** begin **
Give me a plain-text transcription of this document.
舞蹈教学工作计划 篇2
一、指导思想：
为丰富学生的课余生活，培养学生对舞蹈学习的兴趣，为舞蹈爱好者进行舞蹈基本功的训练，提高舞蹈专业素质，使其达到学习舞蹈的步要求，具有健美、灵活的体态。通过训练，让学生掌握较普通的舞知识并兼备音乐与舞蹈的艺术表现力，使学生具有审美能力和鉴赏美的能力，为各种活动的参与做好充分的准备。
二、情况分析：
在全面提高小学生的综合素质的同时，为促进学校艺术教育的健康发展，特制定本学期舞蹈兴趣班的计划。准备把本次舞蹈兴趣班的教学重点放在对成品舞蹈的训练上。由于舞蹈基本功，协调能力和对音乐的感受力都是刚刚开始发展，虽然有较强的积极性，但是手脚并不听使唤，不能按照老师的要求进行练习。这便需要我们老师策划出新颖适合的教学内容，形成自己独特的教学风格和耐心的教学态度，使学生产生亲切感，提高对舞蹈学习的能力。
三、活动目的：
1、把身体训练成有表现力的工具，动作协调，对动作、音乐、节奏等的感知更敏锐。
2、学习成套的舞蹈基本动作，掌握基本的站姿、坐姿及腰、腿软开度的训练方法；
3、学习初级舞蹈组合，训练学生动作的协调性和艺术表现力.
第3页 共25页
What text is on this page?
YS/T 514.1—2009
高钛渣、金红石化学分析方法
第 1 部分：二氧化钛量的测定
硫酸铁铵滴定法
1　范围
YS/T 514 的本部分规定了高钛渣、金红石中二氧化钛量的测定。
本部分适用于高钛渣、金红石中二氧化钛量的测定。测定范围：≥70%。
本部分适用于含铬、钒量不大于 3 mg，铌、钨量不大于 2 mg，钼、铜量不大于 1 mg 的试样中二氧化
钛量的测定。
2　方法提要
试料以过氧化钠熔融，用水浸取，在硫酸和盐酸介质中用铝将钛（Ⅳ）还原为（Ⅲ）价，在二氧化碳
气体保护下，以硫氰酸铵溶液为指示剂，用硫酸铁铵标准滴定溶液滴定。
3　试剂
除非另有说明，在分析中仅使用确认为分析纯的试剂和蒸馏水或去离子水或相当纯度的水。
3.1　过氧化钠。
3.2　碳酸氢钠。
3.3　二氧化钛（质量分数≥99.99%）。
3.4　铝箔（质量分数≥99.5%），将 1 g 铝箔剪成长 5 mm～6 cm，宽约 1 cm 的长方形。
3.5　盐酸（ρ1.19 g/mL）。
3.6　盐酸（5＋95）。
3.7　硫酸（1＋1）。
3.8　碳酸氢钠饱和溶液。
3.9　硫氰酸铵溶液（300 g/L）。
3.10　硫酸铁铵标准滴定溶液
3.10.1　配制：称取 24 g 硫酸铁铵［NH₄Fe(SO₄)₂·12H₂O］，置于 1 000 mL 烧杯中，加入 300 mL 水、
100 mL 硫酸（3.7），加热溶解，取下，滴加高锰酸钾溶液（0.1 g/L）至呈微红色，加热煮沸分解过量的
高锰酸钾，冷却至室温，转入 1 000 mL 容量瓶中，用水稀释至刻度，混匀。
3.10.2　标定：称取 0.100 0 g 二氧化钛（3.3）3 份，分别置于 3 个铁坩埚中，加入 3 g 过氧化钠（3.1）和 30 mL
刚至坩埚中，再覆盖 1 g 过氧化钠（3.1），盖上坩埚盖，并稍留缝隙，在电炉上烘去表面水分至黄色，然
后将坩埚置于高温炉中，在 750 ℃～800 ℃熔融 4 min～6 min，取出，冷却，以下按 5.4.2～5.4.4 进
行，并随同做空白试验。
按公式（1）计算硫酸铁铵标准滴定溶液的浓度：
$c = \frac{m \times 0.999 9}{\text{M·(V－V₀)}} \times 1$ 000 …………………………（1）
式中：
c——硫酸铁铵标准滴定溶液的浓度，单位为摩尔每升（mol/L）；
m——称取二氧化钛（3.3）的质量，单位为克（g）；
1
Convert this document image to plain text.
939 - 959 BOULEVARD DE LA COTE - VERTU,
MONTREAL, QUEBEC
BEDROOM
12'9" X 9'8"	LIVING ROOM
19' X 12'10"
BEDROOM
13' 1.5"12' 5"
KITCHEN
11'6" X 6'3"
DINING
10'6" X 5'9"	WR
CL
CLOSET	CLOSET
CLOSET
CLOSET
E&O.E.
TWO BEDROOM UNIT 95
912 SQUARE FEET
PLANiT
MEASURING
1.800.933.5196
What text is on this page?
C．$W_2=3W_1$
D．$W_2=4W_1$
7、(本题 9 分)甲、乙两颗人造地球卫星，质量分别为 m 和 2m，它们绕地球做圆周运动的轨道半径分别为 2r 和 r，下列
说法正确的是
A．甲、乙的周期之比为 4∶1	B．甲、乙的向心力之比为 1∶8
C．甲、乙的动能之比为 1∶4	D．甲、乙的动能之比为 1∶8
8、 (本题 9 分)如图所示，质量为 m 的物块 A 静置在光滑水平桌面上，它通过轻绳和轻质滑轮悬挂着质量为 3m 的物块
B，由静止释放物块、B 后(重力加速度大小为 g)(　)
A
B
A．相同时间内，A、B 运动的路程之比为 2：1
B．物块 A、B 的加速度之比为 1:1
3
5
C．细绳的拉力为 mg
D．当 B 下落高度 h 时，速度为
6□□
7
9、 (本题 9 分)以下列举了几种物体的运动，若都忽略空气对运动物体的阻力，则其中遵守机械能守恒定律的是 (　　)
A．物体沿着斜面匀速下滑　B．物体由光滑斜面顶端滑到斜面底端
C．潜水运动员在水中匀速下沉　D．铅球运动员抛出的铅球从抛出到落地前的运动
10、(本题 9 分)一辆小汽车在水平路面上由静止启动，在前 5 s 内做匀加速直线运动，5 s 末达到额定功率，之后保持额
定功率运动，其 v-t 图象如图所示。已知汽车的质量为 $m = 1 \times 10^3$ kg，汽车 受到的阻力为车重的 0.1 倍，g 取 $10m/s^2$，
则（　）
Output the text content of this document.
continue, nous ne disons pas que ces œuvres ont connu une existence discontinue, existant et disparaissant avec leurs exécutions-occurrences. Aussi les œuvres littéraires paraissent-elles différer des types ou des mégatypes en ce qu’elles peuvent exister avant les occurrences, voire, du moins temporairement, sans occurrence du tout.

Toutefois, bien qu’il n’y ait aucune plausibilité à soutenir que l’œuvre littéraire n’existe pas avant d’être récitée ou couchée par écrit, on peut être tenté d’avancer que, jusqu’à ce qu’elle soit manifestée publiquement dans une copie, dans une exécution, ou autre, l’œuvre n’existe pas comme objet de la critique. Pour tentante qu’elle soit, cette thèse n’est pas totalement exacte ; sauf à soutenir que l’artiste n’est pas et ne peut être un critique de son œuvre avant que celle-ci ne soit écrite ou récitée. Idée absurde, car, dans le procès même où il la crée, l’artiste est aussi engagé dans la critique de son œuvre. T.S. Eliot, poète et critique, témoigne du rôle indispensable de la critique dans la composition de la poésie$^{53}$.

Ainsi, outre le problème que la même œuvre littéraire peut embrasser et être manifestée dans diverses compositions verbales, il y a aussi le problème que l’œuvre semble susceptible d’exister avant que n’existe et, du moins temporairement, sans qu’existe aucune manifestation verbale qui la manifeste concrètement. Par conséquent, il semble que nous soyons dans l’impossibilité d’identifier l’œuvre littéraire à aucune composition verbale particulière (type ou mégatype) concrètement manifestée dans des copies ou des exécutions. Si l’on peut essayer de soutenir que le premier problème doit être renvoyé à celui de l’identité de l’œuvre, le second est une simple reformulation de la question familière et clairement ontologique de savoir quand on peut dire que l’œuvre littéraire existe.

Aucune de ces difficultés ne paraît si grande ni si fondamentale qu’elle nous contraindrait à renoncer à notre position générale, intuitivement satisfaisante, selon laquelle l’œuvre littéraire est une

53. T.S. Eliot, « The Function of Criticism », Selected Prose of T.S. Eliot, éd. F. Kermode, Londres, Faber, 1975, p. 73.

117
** end **
Select every line above that contains the word "times", and copy it.

$c = \frac{m \times 0.999 9}{\text{M·(V－V₀)}} \times 1$ 000 …………………………（1）
定功率运动，其 v-t 图象如图所示。已知汽车的质量为 $m = 1 \times 10^3$ kg，汽车 受到的阻力为车重的 0.1 倍，g 取 $10m/s^2$，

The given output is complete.